Saved entries
● ● ● ● ●
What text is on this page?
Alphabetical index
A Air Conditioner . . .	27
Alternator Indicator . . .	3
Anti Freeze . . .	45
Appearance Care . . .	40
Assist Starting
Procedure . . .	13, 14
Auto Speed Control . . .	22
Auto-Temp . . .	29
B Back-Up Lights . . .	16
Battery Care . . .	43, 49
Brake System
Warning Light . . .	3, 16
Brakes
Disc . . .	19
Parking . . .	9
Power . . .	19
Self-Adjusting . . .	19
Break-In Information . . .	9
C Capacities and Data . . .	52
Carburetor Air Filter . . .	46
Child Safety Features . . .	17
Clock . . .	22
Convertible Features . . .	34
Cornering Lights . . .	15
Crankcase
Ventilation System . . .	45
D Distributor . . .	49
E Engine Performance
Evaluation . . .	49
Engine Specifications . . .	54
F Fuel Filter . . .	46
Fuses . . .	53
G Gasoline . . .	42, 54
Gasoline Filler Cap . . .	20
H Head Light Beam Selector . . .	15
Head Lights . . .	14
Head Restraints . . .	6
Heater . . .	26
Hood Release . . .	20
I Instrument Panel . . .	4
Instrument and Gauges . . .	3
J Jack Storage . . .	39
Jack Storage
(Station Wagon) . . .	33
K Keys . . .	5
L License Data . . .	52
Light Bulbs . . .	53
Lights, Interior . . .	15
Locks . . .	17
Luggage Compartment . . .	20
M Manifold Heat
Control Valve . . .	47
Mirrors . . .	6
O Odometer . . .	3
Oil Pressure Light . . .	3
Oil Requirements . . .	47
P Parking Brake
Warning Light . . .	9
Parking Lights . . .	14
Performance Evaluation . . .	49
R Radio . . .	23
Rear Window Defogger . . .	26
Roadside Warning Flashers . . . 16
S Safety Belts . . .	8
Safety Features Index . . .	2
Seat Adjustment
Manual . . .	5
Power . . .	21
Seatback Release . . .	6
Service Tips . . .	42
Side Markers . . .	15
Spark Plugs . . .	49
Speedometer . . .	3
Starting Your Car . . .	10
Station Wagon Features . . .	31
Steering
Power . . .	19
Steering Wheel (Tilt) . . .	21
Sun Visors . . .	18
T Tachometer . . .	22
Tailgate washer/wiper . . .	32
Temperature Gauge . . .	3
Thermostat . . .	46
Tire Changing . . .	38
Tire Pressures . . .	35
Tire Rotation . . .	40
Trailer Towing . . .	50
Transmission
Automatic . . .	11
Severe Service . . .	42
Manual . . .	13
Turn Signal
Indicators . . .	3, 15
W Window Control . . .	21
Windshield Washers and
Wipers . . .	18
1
● ● ● ● ●
Transcribe the data. Leave every line exactly as it is.

What text is on this page?
Alphabetical index
A Air Conditioner . . .	27
Alternator Indicator . . .	3
Anti Freeze . . .	45
Appearance Care . . .	40
Assist Starting
Procedure . . .	13, 14
Auto Speed Control . . .	22
Auto-Temp . . .	29
B Back-Up Lights . . .	16
Battery Care . . .	43, 49
Brake System
Warning Light . . .	3, 16
Brakes
Disc . . .	19
Parking . . .	9
Power . . .	19
Self-Adjusting . . .	19
Break-In Information . . .	9
C Capacities and Data . . .	52
Carburetor Air Filter . . .	46
Child Safety Features . . .	17
Clock . . .	22
Convertible Features . . .	34
Cornering Lights . . .	15
Crankcase
Ventilation System . . .	45
D Distributor . . .	49
E Engine Performance
Evaluation . . .	49
Engine Specifications . . .	54
F Fuel Filter . . .	46
Fuses . . .	53
G Gasoline . . .	42, 54
Gasoline Filler Cap . . .	20
H Head Light Beam Selector . . .	15
Head Lights . . .	14
Head Restraints . . .	6
Heater . . .	26
Hood Release . . .	20
I Instrument Panel . . .	4
Instrument and Gauges . . .	3
J Jack Storage . . .	39
Jack Storage
(Station Wagon) . . .	33
K Keys . . .	5
L License Data . . .	52
Light Bulbs . . .	53
Lights, Interior . . .	15
Locks . . .	17
Luggage Compartment . . .	20
M Manifold Heat
Control Valve . . .	47
Mirrors . . .	6
O Odometer . . .	3
Oil Pressure Light . . .	3
Oil Requirements . . .	47
P Parking Brake
Warning Light . . .	9
Parking Lights . . .	14
Performance Evaluation . . .	49
R Radio . . .	23
Rear Window Defogger . . .	26
Roadside Warning Flashers . . . 16
S Safety Belts . . .	8
Safety Features Index . . .	2
Seat Adjustment
Manual . . .	5
Power . . .	21
Seatback Release . . .	6
Service Tips . . .	42
Side Markers . . .	15
Spark Plugs . . .	49
Speedometer . . .	3
Starting Your Car . . .	10
Station Wagon Features . . .	31
Steering
Power . . .	19
Steering Wheel (Tilt) . . .	21
Sun Visors . . .	18
T Tachometer . . .	22
Tailgate washer/wiper . . .	32
Temperature Gauge . . .	3
Thermostat . . .	46
Tire Changing . . .	38
Tire Pressures . . .	35
Tire Rotation . . .	40
Trailer Towing . . .	50
Transmission
Automatic . . .	11
Severe Service . . .	42
Manual . . .	13
Turn Signal
Indicators . . .	3, 15
W Window Control . . .	21
Windshield Washers and
Wipers . . .	18
1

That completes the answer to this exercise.